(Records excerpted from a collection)
○ ○ ○ ○ ○
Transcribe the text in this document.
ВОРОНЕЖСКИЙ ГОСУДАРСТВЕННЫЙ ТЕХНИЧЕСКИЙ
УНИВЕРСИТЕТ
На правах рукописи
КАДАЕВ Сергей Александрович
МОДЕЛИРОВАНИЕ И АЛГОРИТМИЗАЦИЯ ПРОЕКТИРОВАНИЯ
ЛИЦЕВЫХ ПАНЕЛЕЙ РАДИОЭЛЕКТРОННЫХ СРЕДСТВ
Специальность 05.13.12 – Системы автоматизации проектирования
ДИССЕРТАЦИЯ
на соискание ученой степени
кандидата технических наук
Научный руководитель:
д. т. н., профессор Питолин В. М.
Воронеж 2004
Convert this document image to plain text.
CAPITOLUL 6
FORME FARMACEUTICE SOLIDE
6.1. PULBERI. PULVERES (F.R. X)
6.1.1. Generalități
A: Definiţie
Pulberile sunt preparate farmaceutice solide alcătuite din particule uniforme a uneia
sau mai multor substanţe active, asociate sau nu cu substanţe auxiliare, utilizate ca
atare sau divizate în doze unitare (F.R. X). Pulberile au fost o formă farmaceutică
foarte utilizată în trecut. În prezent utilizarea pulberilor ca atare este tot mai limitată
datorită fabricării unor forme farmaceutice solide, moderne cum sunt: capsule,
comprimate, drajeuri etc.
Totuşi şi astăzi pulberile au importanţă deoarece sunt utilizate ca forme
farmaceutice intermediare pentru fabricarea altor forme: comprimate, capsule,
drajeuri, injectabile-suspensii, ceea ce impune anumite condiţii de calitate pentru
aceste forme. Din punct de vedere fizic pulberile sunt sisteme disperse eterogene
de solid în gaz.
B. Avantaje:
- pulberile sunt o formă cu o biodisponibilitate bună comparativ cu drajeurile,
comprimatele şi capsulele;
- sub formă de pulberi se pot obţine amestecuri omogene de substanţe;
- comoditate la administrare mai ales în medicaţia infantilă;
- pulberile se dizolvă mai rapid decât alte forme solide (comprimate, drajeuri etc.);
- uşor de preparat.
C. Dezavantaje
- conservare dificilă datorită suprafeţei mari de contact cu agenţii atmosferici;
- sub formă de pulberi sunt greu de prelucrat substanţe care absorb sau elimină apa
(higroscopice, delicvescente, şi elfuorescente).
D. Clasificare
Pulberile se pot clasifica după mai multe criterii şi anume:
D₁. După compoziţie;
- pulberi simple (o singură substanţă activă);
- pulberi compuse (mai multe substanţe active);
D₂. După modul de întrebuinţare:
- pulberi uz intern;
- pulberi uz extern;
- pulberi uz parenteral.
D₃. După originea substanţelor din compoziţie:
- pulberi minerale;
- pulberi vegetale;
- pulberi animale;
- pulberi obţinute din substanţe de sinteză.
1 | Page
○ ○ ○ ○ ○
- [TASK TO COMPLETE]
Go through the records above and retype each one exactly.

- [TASK OUTPUT]
Transcribe the text in this document.
ВОРОНЕЖСКИЙ ГОСУДАРСТВЕННЫЙ ТЕХНИЧЕСКИЙ
УНИВЕРСИТЕТ
На правах рукописи
КАДАЕВ Сергей Александрович
МОДЕЛИРОВАНИЕ И АЛГОРИТМИЗАЦИЯ ПРОЕКТИРОВАНИЯ
ЛИЦЕВЫХ ПАНЕЛЕЙ РАДИОЭЛЕКТРОННЫХ СРЕДСТВ
Специальность 05.13.12 – Системы автоматизации проектирования
ДИССЕРТАЦИЯ
на соискание ученой степени
кандидата технических наук
Научный руководитель:
д. т. н., профессор Питолин В. М.
Воронеж 2004
Convert this document image to plain text.
CAPITOLUL 6
FORME FARMACEUTICE SOLIDE
6.1. PULBERI. PULVERES (F.R. X)
6.1.1. Generalități
A: Definiţie
Pulberile sunt preparate farmaceutice solide alcătuite din particule uniforme a uneia
sau mai multor substanţe active, asociate sau nu cu substanţe auxiliare, utilizate ca
atare sau divizate în doze unitare (F.R. X). Pulberile au fost o formă farmaceutică
foarte utilizată în trecut. În prezent utilizarea pulberilor ca atare este tot mai limitată
datorită fabricării unor forme farmaceutice solide, moderne cum sunt: capsule,
comprimate, drajeuri etc.
Totuşi şi astăzi pulberile au importanţă deoarece sunt utilizate ca forme
farmaceutice intermediare pentru fabricarea altor forme: comprimate, capsule,
drajeuri, injectabile-suspensii, ceea ce impune anumite condiţii de calitate pentru
aceste forme. Din punct de vedere fizic pulberile sunt sisteme disperse eterogene
de solid în gaz.
B. Avantaje:
- pulberile sunt o formă cu o biodisponibilitate bună comparativ cu drajeurile,
comprimatele şi capsulele;
- sub formă de pulberi se pot obţine amestecuri omogene de substanţe;
- comoditate la administrare mai ales în medicaţia infantilă;
- pulberile se dizolvă mai rapid decât alte forme solide (comprimate, drajeuri etc.);
- uşor de preparat.
C. Dezavantaje
- conservare dificilă datorită suprafeţei mari de contact cu agenţii atmosferici;
- sub formă de pulberi sunt greu de prelucrat substanţe care absorb sau elimină apa
(higroscopice, delicvescente, şi elfuorescente).
D. Clasificare
Pulberile se pot clasifica după mai multe criterii şi anume:
D₁. După compoziţie;
- pulberi simple (o singură substanţă activă);
- pulberi compuse (mai multe substanţe active);
D₂. După modul de întrebuinţare:
- pulberi uz intern;
- pulberi uz extern;
- pulberi uz parenteral.
D₃. După originea substanţelor din compoziţie:
- pulberi minerale;
- pulberi vegetale;
- pulberi animale;
- pulberi obţinute din substanţe de sinteză.
1 | Page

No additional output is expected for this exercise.